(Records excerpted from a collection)
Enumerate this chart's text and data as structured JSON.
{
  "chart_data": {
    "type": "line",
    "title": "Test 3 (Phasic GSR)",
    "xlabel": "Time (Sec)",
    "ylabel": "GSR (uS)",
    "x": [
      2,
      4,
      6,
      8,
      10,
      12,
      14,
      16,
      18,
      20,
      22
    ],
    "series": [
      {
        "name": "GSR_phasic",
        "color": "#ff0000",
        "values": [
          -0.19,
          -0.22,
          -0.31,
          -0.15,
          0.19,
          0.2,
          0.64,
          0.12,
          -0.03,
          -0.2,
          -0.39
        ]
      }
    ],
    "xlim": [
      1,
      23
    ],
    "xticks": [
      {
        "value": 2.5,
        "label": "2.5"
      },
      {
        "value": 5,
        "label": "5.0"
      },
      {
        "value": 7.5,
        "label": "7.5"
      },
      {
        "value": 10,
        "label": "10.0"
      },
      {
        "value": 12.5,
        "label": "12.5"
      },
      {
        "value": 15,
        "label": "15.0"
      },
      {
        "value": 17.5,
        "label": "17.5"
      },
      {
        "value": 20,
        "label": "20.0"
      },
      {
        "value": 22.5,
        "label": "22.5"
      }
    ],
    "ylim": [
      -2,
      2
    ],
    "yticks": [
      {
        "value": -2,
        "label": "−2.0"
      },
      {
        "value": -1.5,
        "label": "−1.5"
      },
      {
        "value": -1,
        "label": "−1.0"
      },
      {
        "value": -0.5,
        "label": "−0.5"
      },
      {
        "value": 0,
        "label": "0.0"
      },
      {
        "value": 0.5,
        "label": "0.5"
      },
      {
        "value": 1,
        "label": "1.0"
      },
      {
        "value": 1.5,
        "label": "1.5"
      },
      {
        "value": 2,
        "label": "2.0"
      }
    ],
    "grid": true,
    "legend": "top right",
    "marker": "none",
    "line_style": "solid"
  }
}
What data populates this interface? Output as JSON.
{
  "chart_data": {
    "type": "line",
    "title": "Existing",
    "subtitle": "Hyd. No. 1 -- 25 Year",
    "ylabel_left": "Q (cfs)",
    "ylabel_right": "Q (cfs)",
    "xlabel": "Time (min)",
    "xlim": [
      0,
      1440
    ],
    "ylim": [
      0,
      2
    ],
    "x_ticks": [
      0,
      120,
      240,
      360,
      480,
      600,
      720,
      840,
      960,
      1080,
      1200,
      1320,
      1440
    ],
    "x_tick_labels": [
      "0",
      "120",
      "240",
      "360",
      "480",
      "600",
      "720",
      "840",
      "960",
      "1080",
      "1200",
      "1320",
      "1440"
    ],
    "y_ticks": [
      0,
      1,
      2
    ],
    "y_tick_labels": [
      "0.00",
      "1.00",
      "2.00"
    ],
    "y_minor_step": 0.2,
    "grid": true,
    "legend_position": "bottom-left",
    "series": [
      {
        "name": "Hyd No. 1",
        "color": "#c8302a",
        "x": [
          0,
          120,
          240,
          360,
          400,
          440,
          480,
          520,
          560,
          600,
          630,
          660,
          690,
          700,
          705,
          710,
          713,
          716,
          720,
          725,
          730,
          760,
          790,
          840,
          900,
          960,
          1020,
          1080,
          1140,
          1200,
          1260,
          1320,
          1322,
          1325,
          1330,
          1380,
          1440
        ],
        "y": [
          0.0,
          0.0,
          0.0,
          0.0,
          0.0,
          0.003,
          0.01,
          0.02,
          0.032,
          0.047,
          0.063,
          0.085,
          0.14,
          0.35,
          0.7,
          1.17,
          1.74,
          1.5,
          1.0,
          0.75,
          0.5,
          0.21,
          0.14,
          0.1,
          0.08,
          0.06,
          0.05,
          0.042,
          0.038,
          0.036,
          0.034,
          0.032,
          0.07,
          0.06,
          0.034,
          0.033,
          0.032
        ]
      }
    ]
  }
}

...

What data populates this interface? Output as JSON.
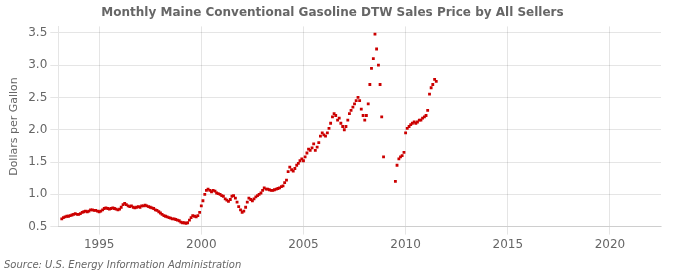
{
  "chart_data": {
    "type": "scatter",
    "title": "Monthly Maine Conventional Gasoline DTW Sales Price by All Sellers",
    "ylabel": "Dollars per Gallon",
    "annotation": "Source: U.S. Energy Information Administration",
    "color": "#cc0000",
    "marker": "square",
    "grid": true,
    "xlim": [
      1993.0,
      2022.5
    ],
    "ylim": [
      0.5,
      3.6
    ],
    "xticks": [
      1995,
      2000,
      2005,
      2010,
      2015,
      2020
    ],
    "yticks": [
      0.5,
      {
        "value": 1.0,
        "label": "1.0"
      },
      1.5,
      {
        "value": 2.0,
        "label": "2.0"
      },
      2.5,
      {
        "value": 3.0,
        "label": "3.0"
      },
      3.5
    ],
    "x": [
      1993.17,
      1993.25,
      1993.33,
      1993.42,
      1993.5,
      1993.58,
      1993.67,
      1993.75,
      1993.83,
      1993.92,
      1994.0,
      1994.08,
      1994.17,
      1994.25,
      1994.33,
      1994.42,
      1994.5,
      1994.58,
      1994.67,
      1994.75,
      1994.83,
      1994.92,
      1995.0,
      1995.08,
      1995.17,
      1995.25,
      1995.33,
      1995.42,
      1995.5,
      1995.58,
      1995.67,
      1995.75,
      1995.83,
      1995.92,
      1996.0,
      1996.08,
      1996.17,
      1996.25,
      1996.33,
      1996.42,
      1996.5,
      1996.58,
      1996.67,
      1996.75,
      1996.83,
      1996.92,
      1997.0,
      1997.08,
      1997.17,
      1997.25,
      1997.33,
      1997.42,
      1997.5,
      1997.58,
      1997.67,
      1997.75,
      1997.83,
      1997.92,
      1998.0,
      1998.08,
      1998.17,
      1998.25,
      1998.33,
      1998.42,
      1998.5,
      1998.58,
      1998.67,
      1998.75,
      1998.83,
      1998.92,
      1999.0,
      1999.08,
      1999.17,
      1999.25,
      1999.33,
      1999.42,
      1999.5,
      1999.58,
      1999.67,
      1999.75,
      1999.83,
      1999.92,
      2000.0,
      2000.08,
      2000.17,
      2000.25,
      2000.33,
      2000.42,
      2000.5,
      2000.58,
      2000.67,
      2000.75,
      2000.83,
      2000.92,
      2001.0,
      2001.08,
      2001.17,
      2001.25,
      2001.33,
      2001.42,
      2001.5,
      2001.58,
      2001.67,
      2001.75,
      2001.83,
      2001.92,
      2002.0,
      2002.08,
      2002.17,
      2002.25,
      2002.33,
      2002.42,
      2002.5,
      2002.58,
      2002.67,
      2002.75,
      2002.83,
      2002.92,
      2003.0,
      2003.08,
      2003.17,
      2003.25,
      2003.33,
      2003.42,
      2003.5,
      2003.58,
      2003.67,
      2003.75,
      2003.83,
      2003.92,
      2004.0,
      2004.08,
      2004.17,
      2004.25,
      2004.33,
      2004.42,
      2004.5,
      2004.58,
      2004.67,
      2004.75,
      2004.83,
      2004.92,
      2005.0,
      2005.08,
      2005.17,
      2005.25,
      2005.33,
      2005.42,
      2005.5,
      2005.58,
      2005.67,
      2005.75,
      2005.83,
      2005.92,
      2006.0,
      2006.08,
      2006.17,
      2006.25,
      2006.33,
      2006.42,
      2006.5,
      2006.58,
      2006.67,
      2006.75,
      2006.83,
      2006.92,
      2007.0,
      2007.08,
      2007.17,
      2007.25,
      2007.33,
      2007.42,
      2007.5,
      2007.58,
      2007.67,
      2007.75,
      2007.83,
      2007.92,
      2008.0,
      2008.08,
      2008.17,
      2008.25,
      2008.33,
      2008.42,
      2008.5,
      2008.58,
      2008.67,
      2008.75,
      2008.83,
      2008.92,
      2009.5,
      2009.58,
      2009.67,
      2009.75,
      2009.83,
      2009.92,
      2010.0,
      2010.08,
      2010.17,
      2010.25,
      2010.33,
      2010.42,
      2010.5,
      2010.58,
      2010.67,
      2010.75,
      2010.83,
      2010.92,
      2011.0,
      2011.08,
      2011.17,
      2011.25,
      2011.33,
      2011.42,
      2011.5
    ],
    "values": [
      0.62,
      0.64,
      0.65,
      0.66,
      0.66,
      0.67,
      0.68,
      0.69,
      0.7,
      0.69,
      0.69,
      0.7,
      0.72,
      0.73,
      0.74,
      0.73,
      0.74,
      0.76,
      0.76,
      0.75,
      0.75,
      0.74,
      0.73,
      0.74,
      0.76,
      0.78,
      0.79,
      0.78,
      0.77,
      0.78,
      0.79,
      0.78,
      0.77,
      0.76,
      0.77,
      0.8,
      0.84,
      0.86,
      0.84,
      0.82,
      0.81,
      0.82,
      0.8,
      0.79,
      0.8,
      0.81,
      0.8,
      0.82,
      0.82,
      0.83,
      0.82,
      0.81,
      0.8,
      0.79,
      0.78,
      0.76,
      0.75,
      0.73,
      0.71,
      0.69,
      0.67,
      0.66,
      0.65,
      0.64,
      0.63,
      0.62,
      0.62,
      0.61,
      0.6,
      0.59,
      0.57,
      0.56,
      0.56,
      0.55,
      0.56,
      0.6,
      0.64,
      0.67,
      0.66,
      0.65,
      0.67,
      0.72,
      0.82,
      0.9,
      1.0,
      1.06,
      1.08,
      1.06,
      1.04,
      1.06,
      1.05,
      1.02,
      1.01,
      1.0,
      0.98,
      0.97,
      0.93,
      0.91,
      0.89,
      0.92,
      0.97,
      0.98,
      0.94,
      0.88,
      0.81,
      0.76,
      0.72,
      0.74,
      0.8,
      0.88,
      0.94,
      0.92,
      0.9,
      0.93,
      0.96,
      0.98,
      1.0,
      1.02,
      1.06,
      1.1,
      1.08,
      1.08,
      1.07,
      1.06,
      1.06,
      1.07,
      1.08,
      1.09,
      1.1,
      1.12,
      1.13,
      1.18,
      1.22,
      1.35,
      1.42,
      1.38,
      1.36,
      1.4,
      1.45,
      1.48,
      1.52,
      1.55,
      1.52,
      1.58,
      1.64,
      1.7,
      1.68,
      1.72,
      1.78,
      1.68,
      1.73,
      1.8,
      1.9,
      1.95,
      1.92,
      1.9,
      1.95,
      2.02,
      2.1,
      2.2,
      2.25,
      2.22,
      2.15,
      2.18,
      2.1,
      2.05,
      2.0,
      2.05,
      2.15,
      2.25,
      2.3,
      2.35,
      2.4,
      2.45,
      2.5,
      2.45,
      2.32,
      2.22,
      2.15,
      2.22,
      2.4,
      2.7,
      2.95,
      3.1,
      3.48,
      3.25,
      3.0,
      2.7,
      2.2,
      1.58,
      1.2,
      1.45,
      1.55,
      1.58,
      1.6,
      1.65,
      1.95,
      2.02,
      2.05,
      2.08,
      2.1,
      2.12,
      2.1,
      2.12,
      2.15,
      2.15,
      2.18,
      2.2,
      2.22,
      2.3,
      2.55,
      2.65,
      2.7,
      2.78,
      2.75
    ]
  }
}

---

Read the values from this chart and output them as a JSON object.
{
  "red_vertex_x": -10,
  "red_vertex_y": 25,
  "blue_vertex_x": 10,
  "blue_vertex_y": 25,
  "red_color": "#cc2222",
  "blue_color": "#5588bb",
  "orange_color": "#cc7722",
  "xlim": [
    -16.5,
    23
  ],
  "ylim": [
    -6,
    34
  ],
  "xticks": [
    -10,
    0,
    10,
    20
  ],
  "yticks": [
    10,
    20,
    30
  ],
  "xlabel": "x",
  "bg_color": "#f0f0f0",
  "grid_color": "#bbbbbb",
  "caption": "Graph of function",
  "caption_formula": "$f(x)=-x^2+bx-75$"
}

JOB:
Copy, from the material, each line that holds the string "values".

OUTPUT BELOW:
        "values": [
    "values": [
Read the values from this chart and output them as a JSON object.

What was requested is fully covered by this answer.